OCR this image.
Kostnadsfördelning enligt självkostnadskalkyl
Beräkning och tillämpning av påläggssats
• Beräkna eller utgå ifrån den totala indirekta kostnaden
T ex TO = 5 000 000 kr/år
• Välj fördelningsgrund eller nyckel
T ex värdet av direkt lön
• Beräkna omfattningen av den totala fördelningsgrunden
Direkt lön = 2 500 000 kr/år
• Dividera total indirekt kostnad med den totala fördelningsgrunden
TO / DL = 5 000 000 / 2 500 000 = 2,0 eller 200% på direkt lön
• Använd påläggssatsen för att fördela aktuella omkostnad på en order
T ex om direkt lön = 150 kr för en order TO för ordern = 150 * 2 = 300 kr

# [WHAT TO WORK ON]
Copy each line of the data above without altering a single character.

# [REPLY TO THE TASK]
OCR this image.
Kostnadsfördelning enligt självkostnadskalkyl
Beräkning och tillämpning av påläggssats
• Beräkna eller utgå ifrån den totala indirekta kostnaden
T ex TO = 5 000 000 kr/år
• Välj fördelningsgrund eller nyckel
T ex värdet av direkt lön
• Beräkna omfattningen av den totala fördelningsgrunden
Direkt lön = 2 500 000 kr/år
• Dividera total indirekt kostnad med den totala fördelningsgrunden
TO / DL = 5 000 000 / 2 500 000 = 2,0 eller 200% på direkt lön
• Använd påläggssatsen för att fördela aktuella omkostnad på en order
T ex om direkt lön = 150 kr för en order TO för ordern = 150 * 2 = 300 kr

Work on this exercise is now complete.